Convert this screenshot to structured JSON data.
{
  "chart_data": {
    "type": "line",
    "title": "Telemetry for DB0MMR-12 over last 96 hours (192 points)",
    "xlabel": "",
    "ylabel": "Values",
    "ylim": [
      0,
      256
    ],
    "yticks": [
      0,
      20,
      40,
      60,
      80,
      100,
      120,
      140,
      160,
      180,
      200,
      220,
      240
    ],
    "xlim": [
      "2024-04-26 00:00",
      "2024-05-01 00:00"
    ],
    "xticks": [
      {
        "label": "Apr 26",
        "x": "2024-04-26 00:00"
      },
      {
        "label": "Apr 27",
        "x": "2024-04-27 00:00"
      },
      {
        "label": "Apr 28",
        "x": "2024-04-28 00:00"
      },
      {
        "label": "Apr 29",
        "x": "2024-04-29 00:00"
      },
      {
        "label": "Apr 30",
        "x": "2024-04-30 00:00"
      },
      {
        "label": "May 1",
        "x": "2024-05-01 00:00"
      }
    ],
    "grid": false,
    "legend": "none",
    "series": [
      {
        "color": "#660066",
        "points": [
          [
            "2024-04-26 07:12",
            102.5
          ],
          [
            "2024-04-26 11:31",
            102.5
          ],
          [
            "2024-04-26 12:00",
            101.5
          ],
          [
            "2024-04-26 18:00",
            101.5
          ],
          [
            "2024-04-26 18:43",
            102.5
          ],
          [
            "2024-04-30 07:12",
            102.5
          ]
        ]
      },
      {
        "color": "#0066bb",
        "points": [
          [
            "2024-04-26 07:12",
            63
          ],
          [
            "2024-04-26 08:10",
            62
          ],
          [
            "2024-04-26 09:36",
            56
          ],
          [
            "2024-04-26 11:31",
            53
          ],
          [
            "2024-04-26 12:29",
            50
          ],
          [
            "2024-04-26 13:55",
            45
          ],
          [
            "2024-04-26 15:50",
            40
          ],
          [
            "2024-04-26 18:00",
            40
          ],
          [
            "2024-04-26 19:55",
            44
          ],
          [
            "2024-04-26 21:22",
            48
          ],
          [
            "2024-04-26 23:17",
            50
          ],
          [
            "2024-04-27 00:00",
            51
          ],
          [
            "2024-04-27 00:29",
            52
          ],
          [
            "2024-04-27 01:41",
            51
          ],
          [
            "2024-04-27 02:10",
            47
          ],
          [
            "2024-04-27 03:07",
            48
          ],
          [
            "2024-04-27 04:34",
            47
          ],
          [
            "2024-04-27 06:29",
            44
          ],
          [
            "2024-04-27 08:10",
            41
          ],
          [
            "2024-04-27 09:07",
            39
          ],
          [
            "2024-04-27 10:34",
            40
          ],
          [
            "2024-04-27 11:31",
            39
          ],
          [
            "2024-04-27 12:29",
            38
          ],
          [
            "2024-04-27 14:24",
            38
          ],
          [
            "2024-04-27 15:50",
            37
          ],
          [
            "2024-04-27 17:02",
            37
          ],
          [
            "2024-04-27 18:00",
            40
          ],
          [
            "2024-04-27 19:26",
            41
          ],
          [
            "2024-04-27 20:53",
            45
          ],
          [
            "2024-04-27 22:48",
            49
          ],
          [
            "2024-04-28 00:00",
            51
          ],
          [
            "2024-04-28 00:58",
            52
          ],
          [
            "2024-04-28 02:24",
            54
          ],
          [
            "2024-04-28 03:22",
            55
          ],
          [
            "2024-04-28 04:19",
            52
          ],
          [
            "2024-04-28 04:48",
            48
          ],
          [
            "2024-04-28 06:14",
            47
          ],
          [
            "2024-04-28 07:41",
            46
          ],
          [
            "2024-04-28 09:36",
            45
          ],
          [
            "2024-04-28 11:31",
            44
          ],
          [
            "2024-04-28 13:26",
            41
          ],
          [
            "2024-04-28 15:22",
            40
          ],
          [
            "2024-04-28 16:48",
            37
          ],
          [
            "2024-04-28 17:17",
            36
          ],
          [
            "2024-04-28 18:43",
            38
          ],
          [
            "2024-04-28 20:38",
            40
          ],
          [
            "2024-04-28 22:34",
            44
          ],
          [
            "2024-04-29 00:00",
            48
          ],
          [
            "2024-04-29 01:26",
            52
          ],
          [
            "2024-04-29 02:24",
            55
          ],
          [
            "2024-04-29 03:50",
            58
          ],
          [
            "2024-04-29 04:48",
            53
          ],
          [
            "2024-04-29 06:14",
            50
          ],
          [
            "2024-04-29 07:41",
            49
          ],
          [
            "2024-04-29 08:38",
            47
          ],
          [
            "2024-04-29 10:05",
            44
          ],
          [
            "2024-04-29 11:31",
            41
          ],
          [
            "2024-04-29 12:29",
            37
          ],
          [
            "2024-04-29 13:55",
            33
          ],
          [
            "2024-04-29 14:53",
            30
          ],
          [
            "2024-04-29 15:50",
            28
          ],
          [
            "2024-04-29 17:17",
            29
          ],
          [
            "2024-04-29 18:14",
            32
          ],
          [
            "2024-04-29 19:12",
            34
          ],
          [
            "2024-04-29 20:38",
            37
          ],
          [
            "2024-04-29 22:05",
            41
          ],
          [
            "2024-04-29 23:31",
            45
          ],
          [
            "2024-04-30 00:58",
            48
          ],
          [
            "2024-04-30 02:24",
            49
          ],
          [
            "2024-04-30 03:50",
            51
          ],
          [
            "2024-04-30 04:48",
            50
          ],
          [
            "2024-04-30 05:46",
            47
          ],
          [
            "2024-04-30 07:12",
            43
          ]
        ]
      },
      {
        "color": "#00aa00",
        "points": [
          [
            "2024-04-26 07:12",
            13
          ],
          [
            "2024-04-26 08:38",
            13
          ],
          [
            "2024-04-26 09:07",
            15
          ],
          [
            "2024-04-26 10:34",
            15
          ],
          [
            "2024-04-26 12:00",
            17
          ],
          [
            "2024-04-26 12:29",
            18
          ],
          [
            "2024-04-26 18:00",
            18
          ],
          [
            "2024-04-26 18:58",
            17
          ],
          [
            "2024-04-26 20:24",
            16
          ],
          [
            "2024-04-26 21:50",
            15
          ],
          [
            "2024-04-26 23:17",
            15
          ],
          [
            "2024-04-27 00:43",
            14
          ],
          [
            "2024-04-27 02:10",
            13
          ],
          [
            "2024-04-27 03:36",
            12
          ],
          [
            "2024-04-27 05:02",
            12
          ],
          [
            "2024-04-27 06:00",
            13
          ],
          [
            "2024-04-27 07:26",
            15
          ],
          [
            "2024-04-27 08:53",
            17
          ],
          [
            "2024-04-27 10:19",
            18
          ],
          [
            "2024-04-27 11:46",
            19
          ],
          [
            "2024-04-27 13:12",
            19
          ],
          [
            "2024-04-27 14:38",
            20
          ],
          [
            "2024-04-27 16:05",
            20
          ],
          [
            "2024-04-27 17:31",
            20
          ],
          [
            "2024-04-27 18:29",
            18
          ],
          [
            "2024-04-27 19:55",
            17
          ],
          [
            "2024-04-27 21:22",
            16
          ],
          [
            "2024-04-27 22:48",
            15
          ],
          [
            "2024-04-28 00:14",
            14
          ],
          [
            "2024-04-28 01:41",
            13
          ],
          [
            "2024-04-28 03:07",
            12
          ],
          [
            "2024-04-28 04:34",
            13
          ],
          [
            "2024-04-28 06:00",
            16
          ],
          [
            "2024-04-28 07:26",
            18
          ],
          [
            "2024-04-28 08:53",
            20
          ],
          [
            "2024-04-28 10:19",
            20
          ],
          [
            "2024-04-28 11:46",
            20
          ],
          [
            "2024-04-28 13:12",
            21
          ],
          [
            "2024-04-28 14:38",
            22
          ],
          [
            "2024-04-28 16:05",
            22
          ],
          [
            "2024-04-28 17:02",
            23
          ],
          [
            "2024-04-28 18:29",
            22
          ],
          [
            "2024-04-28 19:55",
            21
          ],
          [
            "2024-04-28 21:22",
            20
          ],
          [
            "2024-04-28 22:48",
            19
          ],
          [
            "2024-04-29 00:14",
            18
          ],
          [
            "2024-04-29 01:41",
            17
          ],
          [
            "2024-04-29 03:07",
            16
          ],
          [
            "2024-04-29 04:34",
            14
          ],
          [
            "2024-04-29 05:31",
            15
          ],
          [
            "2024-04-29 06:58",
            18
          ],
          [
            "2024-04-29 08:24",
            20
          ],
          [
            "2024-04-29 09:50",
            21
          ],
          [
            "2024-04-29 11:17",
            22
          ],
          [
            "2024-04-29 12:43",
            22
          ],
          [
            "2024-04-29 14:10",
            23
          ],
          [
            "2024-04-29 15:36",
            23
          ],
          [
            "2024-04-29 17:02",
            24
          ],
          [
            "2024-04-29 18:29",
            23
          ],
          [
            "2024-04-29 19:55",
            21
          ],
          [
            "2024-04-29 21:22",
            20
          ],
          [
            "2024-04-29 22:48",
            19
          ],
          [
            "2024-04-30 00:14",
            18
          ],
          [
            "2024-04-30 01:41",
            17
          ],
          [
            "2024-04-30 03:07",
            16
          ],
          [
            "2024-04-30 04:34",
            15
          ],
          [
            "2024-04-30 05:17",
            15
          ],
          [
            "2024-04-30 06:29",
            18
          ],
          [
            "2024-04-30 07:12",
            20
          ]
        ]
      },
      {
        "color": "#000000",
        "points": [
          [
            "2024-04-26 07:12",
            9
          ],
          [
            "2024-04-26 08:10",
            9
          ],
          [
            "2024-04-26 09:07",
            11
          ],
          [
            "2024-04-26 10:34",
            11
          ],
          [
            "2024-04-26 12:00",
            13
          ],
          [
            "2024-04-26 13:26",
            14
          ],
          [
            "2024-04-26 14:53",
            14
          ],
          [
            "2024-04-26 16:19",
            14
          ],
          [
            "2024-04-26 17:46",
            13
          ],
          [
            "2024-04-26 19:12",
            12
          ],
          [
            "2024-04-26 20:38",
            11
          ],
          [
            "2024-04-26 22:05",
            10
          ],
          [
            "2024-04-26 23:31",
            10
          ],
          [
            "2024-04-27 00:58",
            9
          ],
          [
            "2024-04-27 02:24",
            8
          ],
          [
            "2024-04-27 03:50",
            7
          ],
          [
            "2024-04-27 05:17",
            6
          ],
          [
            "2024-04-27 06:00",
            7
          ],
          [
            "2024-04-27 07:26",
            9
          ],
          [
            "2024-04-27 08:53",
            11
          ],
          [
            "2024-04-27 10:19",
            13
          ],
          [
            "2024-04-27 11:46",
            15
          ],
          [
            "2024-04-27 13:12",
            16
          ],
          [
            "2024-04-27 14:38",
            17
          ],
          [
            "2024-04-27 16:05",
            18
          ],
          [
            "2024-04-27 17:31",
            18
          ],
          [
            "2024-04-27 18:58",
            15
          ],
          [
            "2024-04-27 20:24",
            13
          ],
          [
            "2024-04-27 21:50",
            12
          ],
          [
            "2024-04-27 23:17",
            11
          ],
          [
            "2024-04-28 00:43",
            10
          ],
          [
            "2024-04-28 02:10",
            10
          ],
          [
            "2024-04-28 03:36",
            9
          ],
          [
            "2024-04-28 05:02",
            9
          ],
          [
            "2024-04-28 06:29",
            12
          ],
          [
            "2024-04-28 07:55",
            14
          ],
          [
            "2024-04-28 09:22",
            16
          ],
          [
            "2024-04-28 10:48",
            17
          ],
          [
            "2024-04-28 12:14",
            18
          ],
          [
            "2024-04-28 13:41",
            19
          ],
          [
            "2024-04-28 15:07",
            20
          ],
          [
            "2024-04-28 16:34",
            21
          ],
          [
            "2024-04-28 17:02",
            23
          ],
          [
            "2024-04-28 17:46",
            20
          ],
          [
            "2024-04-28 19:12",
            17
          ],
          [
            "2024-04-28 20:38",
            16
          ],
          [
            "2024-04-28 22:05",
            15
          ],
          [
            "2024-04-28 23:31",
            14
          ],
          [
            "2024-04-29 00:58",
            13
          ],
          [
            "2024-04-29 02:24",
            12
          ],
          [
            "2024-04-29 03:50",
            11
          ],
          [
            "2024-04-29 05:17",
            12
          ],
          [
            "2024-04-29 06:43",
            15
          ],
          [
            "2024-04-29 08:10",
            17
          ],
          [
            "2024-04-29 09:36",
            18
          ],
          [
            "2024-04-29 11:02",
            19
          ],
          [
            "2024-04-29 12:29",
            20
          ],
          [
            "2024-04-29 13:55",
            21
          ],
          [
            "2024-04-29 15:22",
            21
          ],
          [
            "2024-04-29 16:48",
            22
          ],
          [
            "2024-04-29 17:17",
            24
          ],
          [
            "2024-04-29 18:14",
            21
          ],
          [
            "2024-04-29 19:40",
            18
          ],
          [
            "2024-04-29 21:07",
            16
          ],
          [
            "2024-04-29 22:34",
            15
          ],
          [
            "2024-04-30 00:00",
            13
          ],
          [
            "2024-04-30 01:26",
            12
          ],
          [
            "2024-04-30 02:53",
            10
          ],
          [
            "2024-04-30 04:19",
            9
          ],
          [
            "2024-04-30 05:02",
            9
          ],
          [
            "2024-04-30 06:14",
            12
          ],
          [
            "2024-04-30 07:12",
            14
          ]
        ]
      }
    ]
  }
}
== == ==
**Aim of the task**
Tally how many lines in the material above hold the word "color". Write only that number.

**Worked answer**
4